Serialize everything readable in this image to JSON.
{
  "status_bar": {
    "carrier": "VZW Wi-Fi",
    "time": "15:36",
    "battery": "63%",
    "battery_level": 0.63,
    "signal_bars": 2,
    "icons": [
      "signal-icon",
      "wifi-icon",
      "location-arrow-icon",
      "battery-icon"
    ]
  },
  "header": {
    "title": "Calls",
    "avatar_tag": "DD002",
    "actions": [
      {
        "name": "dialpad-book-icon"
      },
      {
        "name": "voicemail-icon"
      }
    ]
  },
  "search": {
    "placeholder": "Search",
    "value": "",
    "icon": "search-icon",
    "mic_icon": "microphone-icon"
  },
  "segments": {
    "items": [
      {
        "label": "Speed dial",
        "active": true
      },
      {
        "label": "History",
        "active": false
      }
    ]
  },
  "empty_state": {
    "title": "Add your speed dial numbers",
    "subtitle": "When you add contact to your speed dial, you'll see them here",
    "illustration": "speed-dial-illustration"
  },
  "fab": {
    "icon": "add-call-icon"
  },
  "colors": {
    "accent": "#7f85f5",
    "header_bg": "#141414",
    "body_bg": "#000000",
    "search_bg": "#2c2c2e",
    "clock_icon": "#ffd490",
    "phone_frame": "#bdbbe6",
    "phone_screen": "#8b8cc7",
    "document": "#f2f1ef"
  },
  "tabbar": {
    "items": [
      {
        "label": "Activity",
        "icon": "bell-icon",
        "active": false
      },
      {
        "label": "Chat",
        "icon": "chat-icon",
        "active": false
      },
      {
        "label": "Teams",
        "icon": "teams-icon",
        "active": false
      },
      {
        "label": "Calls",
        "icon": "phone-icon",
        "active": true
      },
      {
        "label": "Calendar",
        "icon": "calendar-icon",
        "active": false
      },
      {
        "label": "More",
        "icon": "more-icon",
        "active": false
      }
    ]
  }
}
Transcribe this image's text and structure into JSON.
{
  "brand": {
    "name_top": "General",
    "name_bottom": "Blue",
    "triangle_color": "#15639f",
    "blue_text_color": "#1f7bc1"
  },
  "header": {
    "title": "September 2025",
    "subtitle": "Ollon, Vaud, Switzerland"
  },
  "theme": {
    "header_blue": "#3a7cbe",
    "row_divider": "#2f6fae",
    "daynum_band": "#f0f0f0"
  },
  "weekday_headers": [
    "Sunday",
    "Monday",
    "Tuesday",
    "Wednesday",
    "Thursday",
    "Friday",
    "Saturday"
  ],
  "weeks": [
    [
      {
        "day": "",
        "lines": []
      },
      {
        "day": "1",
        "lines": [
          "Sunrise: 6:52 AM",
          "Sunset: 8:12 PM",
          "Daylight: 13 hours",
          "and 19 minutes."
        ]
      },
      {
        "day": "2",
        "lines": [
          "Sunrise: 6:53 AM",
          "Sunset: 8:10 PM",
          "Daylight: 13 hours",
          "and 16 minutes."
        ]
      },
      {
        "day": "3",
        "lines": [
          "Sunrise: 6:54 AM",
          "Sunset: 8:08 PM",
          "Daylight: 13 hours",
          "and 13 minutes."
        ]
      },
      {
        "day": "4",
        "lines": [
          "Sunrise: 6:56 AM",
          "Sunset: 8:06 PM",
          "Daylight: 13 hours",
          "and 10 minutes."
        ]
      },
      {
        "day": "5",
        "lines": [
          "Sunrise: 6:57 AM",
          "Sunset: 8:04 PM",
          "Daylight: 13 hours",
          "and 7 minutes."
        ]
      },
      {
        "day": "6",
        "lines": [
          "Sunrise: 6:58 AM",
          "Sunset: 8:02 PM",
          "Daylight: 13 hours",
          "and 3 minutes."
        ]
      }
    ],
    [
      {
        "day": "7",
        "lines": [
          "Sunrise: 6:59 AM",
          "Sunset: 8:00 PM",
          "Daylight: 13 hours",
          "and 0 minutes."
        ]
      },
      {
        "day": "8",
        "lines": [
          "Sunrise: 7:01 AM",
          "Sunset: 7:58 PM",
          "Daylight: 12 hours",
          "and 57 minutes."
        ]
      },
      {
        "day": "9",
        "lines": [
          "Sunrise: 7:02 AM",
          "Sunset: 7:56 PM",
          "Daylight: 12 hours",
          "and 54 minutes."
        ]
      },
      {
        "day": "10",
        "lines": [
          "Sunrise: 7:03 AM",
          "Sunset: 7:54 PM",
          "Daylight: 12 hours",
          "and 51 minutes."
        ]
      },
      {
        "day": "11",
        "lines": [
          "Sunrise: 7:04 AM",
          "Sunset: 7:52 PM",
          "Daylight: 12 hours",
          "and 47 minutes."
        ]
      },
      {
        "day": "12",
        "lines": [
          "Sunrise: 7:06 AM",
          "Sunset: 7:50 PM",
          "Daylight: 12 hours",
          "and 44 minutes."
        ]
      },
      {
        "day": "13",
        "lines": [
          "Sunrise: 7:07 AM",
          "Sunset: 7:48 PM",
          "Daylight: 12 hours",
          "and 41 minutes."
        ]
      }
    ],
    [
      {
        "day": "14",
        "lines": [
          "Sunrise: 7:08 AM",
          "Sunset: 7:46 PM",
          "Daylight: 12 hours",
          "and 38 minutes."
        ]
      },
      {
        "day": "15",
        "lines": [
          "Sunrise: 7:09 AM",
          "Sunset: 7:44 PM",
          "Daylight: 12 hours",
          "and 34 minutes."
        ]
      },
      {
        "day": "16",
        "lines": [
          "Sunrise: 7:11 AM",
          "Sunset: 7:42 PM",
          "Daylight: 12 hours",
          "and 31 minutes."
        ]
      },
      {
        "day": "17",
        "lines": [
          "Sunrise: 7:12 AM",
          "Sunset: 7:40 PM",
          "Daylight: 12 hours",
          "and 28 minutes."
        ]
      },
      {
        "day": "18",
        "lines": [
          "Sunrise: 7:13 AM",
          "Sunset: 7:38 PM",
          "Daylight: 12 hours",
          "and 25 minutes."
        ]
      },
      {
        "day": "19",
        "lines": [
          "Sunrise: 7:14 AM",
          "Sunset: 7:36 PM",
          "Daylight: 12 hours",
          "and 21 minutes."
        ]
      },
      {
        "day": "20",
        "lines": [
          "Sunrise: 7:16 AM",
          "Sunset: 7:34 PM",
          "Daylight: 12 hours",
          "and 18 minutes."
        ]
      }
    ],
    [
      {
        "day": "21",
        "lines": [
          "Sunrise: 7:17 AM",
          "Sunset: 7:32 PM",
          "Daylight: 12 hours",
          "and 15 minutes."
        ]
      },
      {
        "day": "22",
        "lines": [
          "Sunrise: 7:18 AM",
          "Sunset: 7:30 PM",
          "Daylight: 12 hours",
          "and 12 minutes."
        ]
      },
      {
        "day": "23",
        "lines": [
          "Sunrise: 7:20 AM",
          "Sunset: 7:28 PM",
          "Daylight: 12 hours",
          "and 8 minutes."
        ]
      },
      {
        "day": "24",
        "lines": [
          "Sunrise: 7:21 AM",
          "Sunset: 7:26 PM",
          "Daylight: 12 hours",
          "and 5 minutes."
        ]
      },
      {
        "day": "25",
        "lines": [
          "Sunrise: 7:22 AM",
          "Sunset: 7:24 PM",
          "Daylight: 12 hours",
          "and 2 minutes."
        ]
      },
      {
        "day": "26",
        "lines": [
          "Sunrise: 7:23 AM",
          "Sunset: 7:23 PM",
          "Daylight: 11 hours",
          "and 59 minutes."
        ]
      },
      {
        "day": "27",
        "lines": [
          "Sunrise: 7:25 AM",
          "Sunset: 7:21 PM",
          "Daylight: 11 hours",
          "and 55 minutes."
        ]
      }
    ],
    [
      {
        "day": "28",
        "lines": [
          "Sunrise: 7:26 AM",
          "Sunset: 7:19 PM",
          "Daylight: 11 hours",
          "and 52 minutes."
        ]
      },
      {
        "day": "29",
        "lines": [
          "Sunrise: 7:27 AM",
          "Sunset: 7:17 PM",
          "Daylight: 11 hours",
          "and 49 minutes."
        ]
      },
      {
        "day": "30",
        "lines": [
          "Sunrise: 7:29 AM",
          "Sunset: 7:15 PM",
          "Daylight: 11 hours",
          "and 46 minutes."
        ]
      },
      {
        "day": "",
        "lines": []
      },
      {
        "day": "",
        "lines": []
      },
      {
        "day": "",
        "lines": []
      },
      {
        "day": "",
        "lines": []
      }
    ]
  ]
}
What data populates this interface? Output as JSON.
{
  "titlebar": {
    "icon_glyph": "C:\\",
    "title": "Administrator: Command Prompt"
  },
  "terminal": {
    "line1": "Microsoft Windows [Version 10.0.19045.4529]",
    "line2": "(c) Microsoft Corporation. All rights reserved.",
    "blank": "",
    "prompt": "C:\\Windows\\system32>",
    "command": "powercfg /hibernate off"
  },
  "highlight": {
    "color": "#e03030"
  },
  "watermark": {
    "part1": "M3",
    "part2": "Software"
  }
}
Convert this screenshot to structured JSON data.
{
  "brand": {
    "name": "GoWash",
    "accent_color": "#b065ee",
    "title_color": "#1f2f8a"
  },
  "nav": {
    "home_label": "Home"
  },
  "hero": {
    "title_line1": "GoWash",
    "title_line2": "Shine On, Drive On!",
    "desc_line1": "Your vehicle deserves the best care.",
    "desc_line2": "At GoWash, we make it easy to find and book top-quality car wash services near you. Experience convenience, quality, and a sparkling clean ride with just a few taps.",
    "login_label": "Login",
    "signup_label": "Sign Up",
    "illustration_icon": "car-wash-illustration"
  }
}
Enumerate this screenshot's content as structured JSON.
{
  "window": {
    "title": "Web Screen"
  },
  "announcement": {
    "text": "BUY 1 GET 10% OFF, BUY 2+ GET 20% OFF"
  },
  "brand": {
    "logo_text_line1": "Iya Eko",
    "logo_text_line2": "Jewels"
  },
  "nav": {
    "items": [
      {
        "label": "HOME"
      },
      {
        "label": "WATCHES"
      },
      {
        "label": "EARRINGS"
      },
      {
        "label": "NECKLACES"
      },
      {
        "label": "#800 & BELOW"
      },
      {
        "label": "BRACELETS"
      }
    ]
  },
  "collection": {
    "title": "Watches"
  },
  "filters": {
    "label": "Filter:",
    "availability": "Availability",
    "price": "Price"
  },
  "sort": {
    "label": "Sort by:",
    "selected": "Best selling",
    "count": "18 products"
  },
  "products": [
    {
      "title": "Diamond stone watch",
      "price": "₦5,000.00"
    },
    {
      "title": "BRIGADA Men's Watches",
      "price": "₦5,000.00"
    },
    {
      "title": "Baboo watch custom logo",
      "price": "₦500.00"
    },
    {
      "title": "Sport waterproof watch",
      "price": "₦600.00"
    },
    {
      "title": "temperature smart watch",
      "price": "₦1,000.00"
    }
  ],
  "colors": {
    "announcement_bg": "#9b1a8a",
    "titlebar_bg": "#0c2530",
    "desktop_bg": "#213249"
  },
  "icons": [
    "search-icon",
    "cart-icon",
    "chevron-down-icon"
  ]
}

# # #

Provide the number of lines in the data above that contain the string "structured", and nothing else.

2